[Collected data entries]

********

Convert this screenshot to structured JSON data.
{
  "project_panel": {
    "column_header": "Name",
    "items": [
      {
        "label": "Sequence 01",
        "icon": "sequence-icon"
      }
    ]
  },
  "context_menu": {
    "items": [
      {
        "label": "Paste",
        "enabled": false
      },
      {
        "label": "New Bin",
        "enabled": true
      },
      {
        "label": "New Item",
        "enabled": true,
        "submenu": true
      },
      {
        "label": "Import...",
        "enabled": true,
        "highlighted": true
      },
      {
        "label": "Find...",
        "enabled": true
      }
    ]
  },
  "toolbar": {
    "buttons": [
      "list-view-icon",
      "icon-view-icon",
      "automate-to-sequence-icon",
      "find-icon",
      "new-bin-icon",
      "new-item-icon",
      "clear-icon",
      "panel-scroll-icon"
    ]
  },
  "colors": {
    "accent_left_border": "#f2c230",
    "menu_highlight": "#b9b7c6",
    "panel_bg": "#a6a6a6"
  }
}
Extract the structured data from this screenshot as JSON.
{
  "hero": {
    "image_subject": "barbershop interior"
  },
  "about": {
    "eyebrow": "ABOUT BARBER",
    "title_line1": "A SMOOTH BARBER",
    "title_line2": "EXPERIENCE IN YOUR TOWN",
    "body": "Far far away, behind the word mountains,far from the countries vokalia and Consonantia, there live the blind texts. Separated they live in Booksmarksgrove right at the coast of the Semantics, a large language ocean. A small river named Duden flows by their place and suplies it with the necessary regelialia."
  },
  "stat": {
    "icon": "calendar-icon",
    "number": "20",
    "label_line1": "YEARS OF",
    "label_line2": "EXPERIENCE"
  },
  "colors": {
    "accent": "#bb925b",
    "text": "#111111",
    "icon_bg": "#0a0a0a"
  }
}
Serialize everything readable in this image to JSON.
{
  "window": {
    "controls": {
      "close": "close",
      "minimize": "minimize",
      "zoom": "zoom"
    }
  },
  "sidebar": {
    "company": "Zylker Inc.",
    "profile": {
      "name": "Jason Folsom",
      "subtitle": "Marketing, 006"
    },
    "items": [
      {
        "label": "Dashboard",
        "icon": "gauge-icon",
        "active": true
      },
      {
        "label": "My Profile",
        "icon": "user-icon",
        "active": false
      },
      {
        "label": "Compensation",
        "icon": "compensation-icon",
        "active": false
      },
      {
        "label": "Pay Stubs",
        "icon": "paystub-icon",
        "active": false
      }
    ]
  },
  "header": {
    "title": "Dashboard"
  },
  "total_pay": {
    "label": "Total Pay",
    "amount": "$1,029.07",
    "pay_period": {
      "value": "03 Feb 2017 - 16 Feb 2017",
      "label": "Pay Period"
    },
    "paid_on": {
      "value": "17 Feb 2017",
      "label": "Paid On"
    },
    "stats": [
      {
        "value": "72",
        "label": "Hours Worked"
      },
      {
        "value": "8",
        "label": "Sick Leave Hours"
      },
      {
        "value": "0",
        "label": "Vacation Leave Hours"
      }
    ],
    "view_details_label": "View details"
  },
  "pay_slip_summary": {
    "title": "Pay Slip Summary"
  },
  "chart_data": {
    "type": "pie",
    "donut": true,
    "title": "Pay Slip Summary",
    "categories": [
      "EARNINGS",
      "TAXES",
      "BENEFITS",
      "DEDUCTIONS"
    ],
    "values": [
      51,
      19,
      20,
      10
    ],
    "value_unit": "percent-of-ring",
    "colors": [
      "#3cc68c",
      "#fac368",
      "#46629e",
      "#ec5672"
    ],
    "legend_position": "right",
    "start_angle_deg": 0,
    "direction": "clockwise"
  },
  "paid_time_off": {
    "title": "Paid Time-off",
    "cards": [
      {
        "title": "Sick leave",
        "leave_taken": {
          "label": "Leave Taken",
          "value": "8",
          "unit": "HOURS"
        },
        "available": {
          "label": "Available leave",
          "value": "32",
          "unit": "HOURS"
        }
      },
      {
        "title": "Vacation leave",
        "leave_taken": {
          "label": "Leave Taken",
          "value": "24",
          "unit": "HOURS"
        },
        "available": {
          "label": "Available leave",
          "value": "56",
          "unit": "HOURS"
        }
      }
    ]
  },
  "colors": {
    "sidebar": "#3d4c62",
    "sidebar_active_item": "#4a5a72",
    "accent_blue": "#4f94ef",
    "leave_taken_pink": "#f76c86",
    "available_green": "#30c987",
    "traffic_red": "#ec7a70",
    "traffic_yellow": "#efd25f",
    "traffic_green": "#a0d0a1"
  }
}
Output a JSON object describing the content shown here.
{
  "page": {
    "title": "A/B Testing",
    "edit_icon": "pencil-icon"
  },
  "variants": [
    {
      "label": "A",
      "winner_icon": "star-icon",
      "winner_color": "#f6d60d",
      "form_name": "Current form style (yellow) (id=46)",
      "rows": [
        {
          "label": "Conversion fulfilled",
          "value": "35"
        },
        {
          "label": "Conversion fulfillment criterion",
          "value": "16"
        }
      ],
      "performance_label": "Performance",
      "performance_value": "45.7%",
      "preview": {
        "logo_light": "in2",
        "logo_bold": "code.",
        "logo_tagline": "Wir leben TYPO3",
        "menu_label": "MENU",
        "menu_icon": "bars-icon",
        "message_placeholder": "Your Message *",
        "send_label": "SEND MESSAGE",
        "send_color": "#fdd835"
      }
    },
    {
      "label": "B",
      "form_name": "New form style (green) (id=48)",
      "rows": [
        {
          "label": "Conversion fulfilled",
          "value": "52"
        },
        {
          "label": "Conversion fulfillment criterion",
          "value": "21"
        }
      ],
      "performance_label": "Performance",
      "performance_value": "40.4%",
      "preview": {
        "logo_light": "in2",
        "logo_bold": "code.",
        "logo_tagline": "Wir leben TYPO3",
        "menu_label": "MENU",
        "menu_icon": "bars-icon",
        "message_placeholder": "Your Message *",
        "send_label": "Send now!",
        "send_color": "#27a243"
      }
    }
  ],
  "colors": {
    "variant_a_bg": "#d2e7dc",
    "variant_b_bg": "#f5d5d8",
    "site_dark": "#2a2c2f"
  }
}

********

Gather each line that holds "Sick".

        "label": "Sick Leave Hours"
        "title": "Sick leave",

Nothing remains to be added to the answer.